(Data items)
** begin **

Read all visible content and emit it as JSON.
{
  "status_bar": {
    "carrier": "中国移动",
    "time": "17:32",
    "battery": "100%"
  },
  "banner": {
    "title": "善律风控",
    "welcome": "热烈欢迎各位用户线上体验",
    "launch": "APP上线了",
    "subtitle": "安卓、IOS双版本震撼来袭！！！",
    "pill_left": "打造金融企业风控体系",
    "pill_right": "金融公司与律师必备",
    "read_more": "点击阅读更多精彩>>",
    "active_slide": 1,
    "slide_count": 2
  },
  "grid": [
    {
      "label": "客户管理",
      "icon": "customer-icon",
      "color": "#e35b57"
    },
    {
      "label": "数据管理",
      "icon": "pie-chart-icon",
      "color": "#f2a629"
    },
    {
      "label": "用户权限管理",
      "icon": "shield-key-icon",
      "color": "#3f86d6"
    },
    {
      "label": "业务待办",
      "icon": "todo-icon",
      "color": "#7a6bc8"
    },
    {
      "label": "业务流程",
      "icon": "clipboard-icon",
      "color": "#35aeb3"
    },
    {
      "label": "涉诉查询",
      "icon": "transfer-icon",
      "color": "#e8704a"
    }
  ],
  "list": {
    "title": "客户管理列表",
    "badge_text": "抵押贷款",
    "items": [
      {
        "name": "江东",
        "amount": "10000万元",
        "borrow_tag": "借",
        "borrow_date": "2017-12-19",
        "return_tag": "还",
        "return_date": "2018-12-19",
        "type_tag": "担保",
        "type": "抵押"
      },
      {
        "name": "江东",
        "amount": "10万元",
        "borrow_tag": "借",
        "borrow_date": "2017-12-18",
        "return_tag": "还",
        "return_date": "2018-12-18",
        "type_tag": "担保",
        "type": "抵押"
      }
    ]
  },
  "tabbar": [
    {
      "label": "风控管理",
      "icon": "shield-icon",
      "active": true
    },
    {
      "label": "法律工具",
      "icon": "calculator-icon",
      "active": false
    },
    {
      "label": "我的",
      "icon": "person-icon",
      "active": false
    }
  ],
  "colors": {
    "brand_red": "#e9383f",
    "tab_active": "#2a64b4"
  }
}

** end **

#### YOUR TASK:
From the listing above, collect each line in which the string "label" appears.

#### CORRECT RESPONSE:
      "label": "客户管理",
      "label": "数据管理",
      "label": "用户权限管理",
      "label": "业务待办",
      "label": "业务流程",
      "label": "涉诉查询",
      "label": "风控管理",
      "label": "法律工具",
      "label": "我的",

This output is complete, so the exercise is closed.